• _Given instruction_
Continue the passage on William Patry's view of the copyright wars from its last sentence.

• _Text passage_
William Patry, author of
Moral Panics and the Copyright Wars and blogger on the
Patry Copyright Blog, poses some interesting food for thoughts. The "copyright wars," as he puts it, is an archetypal response of outmoded businesses who not only fail to innovative, but use the innovation of others to succeed. The lawsuits and the lawyers hired to manage them, are signs that companies lack such commitment; in other words, litigation is reflective of this failed business model, not its success.
Just look at the decline in sales of CDs, DVDs, and software piracy- they are all results of the copyright industries' failure to satisfy consumers' desires as opposed to stifling those desires out of a woefully misguided view that copyright is control and control means profits.
Intriguingly, Patry believes that Japan and South Korea are role model countries for the copyright wars. Both countries reveal the win-win situation that can occur when government takes innovation policy seriously and where publishers go with the technology and youth, rather than the need to declare war on them as is the case in the United States (and by extension, Canada). In South Korea, the availability of such inexpensive, super-fast broadband as well as the communal nature of digital connectedness has led to the phonemena that exist on a scale in South Korea unimaginable in the US.

• _Given data_
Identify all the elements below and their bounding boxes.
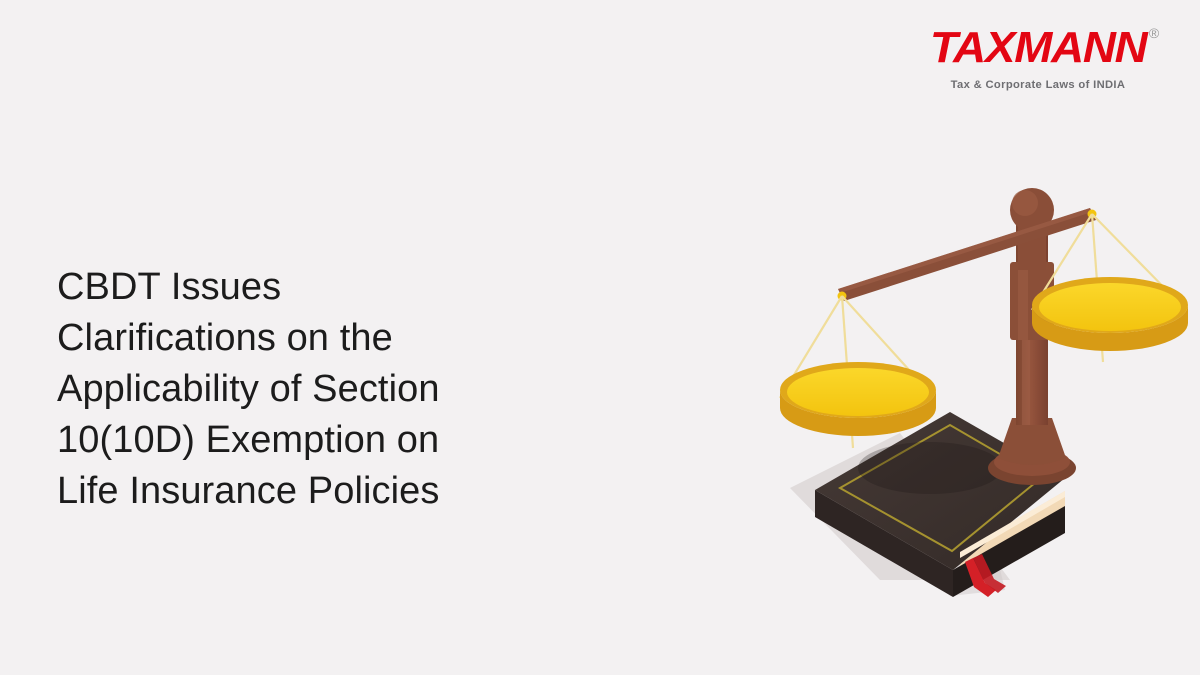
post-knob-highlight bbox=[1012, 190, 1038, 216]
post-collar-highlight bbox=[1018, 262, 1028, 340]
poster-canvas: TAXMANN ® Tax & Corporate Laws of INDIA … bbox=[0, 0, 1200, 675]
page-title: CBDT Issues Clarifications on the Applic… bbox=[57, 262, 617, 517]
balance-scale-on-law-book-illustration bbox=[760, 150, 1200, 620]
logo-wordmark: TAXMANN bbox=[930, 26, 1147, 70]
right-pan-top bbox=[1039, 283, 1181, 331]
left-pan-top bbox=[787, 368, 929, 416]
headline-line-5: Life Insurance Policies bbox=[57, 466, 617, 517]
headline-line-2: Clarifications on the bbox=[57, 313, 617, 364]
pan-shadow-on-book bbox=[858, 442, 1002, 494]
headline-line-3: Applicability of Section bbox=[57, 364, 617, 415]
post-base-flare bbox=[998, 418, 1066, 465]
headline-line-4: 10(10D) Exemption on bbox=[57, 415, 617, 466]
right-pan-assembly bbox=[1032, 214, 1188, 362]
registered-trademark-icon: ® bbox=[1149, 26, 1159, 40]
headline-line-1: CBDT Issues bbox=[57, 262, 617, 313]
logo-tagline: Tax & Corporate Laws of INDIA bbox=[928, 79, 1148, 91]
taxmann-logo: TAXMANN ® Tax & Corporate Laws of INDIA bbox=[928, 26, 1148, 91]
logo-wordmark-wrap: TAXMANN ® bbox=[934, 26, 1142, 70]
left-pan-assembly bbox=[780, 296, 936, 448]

• _Result of this exercise_
Cyworld is one example. According to Patry, 43% of South Koreans use and maintain profiles in Cyworld, which is a social networking community. A combination of social websites like MySpace, a virtual world like Second Life, a blog-hosting site like Xanga, as well as a virtual shopping mall where music is legally downloaded. Korean corporations use Cyworld for product launches. It is part of the social fabric, as youths are associated by their cyaddresses.
Yet, this is a state-sponsored initiative. South Korea has come a long way when internet first appeared in 1995. It has modernized the country's infrastructure in contrast to the regulatory entanglements that has stunted the development of the US telecommunications industry. Impressive considering South Korea had fewer than 1% of its population using the Internet while by 2004, it had over 71% of its population.
It was a concerted effort by the South Korean government in the midst of an economic turmoil of the
Asian Financial Crisis in 1997. Rather than folding under pressure, Korean policy makers instead used technology as a key sector in restoring the nation's economic health, providing not only fiber connection to all big office and apartment buildings, and households (more than 80%) access to fast DSL or cable connections -- but also a national highspeed backbone network linking government facilities and public institutions.
Of course, there is always a drawback: and that resulted when unauthorized downloads or streaming of movies occurred frequently. Instead of shutting down operations, TimeWarner decided to defy its past business model and began releasing its films online in South Korea before they were released on DVD. Not surprisingly, South Korea is a digital culture, one where music sales are done digitally, much more so anywhere else in the world.
In Japan, whole novels are sold via cellphones.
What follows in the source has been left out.